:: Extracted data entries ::
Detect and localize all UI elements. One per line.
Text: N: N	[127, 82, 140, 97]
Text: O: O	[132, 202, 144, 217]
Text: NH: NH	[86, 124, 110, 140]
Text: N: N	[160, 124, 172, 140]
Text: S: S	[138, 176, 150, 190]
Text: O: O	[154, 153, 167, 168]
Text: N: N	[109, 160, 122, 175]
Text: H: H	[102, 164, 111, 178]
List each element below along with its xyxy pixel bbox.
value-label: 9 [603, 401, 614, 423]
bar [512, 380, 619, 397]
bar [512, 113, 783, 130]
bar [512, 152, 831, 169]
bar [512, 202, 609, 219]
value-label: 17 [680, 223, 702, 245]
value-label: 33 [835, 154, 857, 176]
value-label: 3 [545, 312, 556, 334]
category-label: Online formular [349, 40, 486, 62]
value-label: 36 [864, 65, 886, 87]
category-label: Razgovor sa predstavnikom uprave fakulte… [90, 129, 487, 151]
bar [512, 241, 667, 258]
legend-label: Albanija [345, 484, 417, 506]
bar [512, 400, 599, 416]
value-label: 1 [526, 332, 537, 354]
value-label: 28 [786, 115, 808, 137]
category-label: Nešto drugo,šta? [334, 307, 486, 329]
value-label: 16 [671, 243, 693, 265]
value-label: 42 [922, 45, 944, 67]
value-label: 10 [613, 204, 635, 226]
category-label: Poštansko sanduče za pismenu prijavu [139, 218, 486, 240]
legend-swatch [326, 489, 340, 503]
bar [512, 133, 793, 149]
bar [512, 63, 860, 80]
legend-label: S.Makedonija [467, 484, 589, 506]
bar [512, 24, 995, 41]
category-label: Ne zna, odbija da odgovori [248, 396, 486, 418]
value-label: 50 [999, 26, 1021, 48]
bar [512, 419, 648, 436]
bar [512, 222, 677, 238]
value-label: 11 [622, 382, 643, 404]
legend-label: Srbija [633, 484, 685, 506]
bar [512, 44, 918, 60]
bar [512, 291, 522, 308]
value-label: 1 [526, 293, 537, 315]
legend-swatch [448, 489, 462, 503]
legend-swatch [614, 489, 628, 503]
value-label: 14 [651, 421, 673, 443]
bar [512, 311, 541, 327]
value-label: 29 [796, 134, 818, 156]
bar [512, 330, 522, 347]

:: Stated task ::
Turn every line of the data above into a Markdown table with the columns Row and Line, numbering rows in order and leaving out any blank lines.

:: Answer to the problem ::
| Row | Line |
|---|---|
| 1 | Detect and localize all UI elements. One per line. |
| 2 | Text: N: N	[127, 82, 140, 97] |
| 3 | Text: O: O	[132, 202, 144, 217] |
| 4 | Text: NH: NH	[86, 124, 110, 140] |
| 5 | Text: N: N	[160, 124, 172, 140] |
| 6 | Text: S: S	[138, 176, 150, 190] |
| 7 | Text: O: O	[154, 153, 167, 168] |
| 8 | Text: N: N	[109, 160, 122, 175] |
| 9 | Text: H: H	[102, 164, 111, 178] |
| 10 | List each element below along with its xyxy pixel bbox. |
| 11 | value-label: 9 [603, 401, 614, 423] |
| 12 | bar [512, 380, 619, 397] |
| 13 | bar [512, 113, 783, 130] |
| 14 | bar [512, 152, 831, 169] |
| 15 | bar [512, 202, 609, 219] |
| 16 | value-label: 17 [680, 223, 702, 245] |
| 17 | value-label: 33 [835, 154, 857, 176] |
| 18 | value-label: 3 [545, 312, 556, 334] |
| 19 | category-label: Online formular [349, 40, 486, 62] |
| 20 | value-label: 36 [864, 65, 886, 87] |
| 21 | category-label: Razgovor sa predstavnikom uprave fakulte… [90, 129, 487, 151] |
| 22 | bar [512, 241, 667, 258] |
| 23 | legend-label: Albanija [345, 484, 417, 506] |
| 24 | bar [512, 400, 599, 416] |
| 25 | value-label: 1 [526, 332, 537, 354] |
| 26 | value-label: 28 [786, 115, 808, 137] |
| 27 | category-label: Nešto drugo,šta? [334, 307, 486, 329] |
| 28 | value-label: 16 [671, 243, 693, 265] |
| 29 | value-label: 42 [922, 45, 944, 67] |
| 30 | value-label: 10 [613, 204, 635, 226] |
| 31 | category-label: Poštansko sanduče za pismenu prijavu [139, 218, 486, 240] |
| 32 | legend-swatch [326, 489, 340, 503] |
| 33 | bar [512, 133, 793, 149] |
| 34 | bar [512, 63, 860, 80] |
| 35 | legend-label: S.Makedonija [467, 484, 589, 506] |
| 36 | bar [512, 24, 995, 41] |
| 37 | category-label: Ne zna, odbija da odgovori [248, 396, 486, 418] |
| 38 | value-label: 50 [999, 26, 1021, 48] |
| 39 | bar [512, 419, 648, 436] |
| 40 | bar [512, 222, 677, 238] |
| 41 | value-label: 11 [622, 382, 643, 404] |
| 42 | legend-label: Srbija [633, 484, 685, 506] |
| 43 | bar [512, 44, 918, 60] |
| 44 | bar [512, 291, 522, 308] |
| 45 | value-label: 1 [526, 293, 537, 315] |
| 46 | legend-swatch [448, 489, 462, 503] |
| 47 | legend-swatch [614, 489, 628, 503] |
| 48 | value-label: 14 [651, 421, 673, 443] |
| 49 | bar [512, 311, 541, 327] |
| 50 | value-label: 29 [796, 134, 818, 156] |
| 51 | bar [512, 330, 522, 347] |